(Records)
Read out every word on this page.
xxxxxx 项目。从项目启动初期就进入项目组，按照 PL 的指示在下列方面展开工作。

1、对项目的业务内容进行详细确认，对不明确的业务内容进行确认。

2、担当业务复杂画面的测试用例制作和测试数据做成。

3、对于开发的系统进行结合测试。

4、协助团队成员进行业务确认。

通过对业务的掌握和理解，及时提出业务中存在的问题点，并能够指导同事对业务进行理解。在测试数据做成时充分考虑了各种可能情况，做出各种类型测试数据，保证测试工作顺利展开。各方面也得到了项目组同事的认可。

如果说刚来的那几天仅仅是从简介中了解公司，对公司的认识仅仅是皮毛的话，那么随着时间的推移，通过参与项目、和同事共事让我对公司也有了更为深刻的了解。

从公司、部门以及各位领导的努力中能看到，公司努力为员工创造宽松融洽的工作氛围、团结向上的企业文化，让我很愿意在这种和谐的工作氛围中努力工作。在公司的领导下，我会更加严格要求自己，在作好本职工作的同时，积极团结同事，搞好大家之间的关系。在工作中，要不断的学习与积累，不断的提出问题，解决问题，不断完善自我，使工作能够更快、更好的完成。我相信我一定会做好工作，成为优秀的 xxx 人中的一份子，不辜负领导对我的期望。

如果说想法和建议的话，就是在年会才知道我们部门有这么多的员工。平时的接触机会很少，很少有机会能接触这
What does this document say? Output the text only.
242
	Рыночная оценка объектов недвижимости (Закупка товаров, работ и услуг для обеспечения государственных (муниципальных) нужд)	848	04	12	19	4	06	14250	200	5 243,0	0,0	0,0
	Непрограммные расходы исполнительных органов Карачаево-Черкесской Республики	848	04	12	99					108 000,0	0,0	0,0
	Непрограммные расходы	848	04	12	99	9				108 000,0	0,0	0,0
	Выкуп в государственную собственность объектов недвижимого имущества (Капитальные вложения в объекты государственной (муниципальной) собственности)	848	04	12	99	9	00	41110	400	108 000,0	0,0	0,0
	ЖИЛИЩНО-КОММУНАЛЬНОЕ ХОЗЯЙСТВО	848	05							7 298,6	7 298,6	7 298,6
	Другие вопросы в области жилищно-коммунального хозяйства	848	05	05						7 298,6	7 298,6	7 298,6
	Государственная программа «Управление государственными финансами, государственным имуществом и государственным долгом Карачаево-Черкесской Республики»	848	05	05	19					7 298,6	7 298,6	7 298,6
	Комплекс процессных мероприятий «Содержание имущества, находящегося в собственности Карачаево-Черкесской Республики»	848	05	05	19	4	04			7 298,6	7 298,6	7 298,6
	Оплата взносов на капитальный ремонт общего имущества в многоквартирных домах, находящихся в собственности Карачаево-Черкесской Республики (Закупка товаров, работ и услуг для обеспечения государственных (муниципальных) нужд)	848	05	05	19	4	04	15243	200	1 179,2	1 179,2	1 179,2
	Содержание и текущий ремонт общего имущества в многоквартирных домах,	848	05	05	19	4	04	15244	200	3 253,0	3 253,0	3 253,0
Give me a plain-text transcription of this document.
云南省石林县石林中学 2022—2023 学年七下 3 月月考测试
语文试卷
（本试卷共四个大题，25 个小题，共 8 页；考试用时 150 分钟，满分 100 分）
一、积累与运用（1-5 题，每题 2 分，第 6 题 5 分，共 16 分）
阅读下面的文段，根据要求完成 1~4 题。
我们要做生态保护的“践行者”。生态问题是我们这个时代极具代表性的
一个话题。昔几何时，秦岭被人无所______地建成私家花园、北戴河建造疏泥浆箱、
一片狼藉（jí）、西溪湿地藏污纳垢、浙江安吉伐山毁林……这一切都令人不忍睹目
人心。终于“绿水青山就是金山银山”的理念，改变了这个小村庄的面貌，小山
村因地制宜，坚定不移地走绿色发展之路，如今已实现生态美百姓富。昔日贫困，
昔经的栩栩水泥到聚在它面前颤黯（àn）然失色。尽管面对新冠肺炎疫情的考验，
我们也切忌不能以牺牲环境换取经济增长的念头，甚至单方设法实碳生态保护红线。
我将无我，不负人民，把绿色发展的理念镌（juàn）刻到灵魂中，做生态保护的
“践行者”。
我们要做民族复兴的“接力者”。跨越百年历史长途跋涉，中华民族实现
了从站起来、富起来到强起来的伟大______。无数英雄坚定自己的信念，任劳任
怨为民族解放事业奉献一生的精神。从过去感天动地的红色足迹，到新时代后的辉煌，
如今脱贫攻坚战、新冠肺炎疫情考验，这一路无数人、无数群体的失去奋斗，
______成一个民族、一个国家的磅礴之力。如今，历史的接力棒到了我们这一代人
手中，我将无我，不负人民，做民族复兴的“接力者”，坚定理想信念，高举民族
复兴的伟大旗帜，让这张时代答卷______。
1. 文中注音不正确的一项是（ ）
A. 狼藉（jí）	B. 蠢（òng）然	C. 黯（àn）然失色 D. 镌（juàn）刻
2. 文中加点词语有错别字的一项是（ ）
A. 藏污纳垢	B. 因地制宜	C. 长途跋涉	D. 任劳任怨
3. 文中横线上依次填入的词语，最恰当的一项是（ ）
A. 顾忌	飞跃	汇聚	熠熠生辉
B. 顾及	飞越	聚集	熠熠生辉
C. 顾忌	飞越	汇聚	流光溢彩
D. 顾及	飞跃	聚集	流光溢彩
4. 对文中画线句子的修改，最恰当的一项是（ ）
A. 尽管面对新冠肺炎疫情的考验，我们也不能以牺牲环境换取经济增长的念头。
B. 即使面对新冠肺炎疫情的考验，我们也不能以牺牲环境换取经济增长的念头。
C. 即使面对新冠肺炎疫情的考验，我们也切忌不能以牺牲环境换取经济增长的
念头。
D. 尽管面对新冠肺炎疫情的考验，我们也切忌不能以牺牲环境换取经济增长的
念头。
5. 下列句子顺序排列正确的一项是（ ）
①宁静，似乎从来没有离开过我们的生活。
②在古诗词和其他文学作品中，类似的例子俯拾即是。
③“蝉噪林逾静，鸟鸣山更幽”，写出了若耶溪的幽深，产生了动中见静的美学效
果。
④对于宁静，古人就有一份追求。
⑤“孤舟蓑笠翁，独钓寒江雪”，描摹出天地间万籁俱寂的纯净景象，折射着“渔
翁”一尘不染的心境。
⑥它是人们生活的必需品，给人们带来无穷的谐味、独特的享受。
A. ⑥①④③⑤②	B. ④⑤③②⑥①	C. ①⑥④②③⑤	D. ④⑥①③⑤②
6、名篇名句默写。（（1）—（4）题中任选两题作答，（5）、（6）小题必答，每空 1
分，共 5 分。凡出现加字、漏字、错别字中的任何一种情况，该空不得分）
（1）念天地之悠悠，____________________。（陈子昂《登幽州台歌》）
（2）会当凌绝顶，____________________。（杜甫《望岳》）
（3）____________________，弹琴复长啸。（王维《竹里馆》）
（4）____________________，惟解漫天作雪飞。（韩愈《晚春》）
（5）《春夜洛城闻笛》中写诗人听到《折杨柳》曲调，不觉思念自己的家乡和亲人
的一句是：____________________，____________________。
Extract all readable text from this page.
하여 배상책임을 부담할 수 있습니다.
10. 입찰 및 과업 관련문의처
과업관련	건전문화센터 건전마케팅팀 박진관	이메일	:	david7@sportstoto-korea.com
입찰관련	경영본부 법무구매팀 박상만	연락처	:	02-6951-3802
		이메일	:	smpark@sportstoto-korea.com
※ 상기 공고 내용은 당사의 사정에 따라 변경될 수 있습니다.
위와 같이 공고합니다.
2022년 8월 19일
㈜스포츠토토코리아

TASK TO COMPLETE
Filter the entries down to the lines containing "page". Copy each of those lines.

ANSWER FOR THIS EXERCISE
Read out every word on this page.
Extract all readable text from this page.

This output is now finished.